* _GIVEN EXERCISE_:
Give everything from the first of the rows down to the line containing "bar-side xyxy=(593,116,600,181)", both ends included, as a numbered list, leaving out any blank lines.

[START PROVIDED DATA]

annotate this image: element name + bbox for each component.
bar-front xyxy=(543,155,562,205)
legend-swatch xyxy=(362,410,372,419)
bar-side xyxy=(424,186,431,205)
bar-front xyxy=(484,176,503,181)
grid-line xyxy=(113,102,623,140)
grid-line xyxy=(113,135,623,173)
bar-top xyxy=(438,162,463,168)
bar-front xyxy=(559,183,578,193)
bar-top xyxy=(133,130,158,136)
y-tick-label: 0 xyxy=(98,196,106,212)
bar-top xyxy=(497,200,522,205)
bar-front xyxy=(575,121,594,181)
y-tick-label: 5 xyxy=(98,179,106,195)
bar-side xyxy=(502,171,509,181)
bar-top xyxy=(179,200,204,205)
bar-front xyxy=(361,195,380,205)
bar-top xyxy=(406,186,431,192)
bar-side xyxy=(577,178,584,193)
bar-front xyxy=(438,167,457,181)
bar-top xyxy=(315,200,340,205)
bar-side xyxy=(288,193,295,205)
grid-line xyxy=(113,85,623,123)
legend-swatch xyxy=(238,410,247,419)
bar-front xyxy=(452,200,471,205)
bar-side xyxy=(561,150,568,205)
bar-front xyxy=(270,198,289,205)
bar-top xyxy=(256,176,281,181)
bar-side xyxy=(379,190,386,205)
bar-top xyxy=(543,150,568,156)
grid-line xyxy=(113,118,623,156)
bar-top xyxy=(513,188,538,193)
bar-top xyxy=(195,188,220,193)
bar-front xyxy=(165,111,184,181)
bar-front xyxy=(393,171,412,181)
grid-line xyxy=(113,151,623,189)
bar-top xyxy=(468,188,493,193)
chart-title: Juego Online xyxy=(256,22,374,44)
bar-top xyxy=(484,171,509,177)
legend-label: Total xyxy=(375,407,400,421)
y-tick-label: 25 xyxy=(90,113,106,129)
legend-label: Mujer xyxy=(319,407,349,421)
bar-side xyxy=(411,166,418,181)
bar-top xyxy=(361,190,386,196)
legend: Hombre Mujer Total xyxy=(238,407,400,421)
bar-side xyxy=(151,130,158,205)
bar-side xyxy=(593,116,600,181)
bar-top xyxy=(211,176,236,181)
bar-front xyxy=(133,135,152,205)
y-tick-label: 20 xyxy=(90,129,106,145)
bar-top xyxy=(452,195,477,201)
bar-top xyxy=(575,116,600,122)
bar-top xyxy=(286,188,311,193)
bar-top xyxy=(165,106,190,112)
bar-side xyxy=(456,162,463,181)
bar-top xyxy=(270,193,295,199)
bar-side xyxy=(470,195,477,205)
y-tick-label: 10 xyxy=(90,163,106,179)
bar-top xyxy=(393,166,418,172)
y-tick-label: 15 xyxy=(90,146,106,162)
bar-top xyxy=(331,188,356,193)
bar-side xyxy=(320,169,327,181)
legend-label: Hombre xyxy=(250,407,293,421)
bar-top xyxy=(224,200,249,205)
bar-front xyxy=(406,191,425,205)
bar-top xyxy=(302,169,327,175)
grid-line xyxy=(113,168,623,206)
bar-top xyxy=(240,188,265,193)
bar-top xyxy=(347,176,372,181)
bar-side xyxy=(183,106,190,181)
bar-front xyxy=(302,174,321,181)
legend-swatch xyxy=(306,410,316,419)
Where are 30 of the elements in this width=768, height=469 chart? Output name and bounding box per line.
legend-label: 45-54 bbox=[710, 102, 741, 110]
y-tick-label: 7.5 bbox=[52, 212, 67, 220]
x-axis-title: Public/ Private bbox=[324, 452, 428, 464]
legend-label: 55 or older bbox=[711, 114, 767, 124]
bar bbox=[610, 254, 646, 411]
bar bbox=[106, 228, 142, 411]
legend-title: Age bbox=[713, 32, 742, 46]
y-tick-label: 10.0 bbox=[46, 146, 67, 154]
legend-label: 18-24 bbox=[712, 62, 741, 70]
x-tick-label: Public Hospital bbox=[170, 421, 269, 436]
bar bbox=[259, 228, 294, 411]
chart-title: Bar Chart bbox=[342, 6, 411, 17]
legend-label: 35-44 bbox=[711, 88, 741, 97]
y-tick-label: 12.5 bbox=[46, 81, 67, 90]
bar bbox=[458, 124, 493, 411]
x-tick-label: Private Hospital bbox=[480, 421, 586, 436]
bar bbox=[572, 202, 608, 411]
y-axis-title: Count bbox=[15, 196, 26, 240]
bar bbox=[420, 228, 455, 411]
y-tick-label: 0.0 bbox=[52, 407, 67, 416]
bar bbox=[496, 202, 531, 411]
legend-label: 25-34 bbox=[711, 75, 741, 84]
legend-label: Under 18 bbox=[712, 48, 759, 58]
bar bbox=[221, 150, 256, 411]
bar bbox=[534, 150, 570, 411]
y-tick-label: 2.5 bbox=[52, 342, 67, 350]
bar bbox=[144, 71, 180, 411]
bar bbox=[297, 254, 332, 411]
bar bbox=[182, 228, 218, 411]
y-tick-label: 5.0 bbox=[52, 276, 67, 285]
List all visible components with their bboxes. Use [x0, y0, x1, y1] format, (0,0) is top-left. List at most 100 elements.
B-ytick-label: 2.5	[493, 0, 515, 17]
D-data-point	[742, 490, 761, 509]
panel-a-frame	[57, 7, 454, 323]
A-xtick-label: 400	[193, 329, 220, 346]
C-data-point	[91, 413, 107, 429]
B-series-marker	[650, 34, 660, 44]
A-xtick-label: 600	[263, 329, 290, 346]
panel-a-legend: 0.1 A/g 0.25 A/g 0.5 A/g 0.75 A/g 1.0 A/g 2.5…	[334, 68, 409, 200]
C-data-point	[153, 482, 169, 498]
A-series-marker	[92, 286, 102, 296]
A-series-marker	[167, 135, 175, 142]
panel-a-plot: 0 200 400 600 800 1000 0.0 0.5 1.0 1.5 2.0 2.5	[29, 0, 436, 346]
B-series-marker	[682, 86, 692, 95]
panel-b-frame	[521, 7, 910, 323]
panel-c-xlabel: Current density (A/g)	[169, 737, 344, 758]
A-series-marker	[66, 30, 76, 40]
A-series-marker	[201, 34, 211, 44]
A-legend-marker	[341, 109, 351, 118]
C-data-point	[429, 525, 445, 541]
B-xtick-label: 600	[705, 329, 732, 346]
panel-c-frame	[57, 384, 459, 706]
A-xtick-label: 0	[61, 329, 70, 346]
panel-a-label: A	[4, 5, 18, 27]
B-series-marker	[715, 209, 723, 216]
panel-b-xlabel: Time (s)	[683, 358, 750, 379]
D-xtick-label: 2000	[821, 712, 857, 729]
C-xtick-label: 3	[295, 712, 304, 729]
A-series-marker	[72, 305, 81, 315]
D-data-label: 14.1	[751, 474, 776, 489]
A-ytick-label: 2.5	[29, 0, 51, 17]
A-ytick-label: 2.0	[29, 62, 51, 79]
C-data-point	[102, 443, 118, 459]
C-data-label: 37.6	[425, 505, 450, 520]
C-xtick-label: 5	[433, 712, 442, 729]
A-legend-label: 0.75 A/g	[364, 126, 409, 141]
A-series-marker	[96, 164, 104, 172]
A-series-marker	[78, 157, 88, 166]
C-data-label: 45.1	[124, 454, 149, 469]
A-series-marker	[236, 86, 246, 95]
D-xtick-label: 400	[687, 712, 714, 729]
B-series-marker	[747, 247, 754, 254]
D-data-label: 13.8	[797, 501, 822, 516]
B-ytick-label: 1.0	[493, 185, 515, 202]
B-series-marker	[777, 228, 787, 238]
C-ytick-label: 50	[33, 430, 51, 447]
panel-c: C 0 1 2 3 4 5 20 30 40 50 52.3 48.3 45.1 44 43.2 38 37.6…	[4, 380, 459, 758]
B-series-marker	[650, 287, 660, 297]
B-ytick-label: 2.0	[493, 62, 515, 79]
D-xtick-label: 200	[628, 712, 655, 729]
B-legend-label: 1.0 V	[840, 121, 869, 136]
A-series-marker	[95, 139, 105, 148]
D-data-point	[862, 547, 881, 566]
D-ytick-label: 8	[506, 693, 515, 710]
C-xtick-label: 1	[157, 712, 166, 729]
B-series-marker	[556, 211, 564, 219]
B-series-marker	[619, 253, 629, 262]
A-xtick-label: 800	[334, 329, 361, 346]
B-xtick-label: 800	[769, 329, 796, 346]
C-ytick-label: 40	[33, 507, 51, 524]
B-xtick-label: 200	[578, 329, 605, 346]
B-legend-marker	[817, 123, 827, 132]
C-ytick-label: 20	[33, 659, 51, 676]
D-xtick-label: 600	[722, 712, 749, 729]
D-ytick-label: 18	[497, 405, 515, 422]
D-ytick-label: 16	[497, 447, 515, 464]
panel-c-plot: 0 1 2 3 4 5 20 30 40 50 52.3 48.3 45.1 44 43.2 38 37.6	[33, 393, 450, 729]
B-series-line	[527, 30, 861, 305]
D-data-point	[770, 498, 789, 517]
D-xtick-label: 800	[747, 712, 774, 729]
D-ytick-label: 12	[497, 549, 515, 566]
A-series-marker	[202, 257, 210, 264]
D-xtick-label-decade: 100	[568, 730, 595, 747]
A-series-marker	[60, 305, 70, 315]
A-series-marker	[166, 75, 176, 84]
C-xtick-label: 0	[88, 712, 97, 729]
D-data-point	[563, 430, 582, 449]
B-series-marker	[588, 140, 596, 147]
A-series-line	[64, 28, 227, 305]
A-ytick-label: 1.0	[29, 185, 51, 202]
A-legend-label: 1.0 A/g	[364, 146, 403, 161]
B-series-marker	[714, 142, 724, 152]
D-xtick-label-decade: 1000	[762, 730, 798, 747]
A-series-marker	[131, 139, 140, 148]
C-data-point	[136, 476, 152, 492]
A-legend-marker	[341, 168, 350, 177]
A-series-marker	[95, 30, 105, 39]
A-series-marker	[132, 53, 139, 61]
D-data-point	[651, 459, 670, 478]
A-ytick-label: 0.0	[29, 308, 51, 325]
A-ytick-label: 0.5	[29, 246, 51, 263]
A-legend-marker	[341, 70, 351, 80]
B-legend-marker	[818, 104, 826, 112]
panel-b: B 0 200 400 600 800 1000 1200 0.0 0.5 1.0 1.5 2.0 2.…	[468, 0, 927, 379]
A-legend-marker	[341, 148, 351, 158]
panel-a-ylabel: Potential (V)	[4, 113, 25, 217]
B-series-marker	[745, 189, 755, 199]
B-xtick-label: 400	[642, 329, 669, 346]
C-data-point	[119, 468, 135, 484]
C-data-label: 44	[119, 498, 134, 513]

[END PROVIDED DATA]

* _RESPONSE_:
1. annotate this image: element name + bbox for each component.
2. bar-front xyxy=(543,155,562,205)
3. legend-swatch xyxy=(362,410,372,419)
4. bar-side xyxy=(424,186,431,205)
5. bar-front xyxy=(484,176,503,181)
6. grid-line xyxy=(113,102,623,140)
7. grid-line xyxy=(113,135,623,173)
8. bar-top xyxy=(438,162,463,168)
9. bar-front xyxy=(559,183,578,193)
10. bar-top xyxy=(133,130,158,136)
11. y-tick-label: 0 xyxy=(98,196,106,212)
12. bar-top xyxy=(497,200,522,205)
13. bar-front xyxy=(575,121,594,181)
14. y-tick-label: 5 xyxy=(98,179,106,195)
15. bar-side xyxy=(502,171,509,181)
16. bar-top xyxy=(179,200,204,205)
17. bar-front xyxy=(361,195,380,205)
18. bar-top xyxy=(406,186,431,192)
19. bar-side xyxy=(577,178,584,193)
20. bar-front xyxy=(438,167,457,181)
21. bar-top xyxy=(315,200,340,205)
22. bar-side xyxy=(288,193,295,205)
23. grid-line xyxy=(113,85,623,123)
24. legend-swatch xyxy=(238,410,247,419)
25. bar-front xyxy=(452,200,471,205)
26. bar-side xyxy=(561,150,568,205)
27. bar-front xyxy=(270,198,289,205)
28. bar-top xyxy=(256,176,281,181)
29. bar-side xyxy=(379,190,386,205)
30. bar-top xyxy=(543,150,568,156)
31. grid-line xyxy=(113,118,623,156)
32. bar-top xyxy=(513,188,538,193)
33. bar-top xyxy=(195,188,220,193)
34. bar-front xyxy=(165,111,184,181)
35. bar-front xyxy=(393,171,412,181)
36. grid-line xyxy=(113,151,623,189)
37. bar-top xyxy=(468,188,493,193)
38. chart-title: Juego Online xyxy=(256,22,374,44)
39. bar-top xyxy=(484,171,509,177)
40. legend-label: Total xyxy=(375,407,400,421)
41. y-tick-label: 25 xyxy=(90,113,106,129)
42. legend-label: Mujer xyxy=(319,407,349,421)
43. bar-side xyxy=(411,166,418,181)
44. bar-top xyxy=(361,190,386,196)
45. legend: Hombre Mujer Total xyxy=(238,407,400,421)
46. bar-side xyxy=(151,130,158,205)
47. bar-side xyxy=(593,116,600,181)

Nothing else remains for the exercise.